→ Dataset records:
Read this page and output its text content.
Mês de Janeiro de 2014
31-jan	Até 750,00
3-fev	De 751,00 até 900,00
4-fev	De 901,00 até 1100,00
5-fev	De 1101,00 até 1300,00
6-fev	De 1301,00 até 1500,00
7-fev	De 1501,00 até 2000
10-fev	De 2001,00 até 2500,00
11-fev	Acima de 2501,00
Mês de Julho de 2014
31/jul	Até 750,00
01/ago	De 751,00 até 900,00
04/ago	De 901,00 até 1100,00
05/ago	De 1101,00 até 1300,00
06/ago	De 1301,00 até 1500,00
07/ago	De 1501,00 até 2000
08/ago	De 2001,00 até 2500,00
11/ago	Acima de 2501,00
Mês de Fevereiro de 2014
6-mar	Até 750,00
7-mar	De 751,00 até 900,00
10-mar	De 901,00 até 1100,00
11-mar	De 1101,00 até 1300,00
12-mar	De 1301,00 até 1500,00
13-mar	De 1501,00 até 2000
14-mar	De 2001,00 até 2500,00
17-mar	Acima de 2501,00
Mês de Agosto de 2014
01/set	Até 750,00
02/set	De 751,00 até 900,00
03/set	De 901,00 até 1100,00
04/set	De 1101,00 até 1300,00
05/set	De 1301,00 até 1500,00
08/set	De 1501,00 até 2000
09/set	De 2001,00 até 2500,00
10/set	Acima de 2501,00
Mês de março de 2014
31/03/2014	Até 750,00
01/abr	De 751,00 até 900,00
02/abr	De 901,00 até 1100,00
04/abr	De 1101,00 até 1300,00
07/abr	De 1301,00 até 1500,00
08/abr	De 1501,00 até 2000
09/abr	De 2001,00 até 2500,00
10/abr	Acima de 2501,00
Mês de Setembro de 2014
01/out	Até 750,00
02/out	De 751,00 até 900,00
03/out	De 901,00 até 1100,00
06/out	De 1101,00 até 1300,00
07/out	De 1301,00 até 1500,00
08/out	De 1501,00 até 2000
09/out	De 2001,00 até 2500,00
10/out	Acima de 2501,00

→ Short task: Can you reproduce all the material exactly?

→ Task result:
Read this page and output its text content.
Mês de Janeiro de 2014
31-jan	Até 750,00
3-fev	De 751,00 até 900,00
4-fev	De 901,00 até 1100,00
5-fev	De 1101,00 até 1300,00
6-fev	De 1301,00 até 1500,00
7-fev	De 1501,00 até 2000
10-fev	De 2001,00 até 2500,00
11-fev	Acima de 2501,00
Mês de Julho de 2014
31/jul	Até 750,00
01/ago	De 751,00 até 900,00
04/ago	De 901,00 até 1100,00
05/ago	De 1101,00 até 1300,00
06/ago	De 1301,00 até 1500,00
07/ago	De 1501,00 até 2000
08/ago	De 2001,00 até 2500,00
11/ago	Acima de 2501,00
Mês de Fevereiro de 2014
6-mar	Até 750,00
7-mar	De 751,00 até 900,00
10-mar	De 901,00 até 1100,00
11-mar	De 1101,00 até 1300,00
12-mar	De 1301,00 até 1500,00
13-mar	De 1501,00 até 2000
14-mar	De 2001,00 até 2500,00
17-mar	Acima de 2501,00
Mês de Agosto de 2014
01/set	Até 750,00
02/set	De 751,00 até 900,00
03/set	De 901,00 até 1100,00
04/set	De 1101,00 até 1300,00
05/set	De 1301,00 até 1500,00
08/set	De 1501,00 até 2000
09/set	De 2001,00 até 2500,00
10/set	Acima de 2501,00
Mês de março de 2014
31/03/2014	Até 750,00
01/abr	De 751,00 até 900,00
02/abr	De 901,00 até 1100,00
04/abr	De 1101,00 até 1300,00
07/abr	De 1301,00 até 1500,00
08/abr	De 1501,00 até 2000
09/abr	De 2001,00 até 2500,00
10/abr	Acima de 2501,00
Mês de Setembro de 2014
01/out	Até 750,00
02/out	De 751,00 até 900,00
03/out	De 901,00 até 1100,00
06/out	De 1101,00 até 1300,00
07/out	De 1301,00 até 1500,00
08/out	De 1501,00 até 2000
09/out	De 2001,00 até 2500,00
10/out	Acima de 2501,00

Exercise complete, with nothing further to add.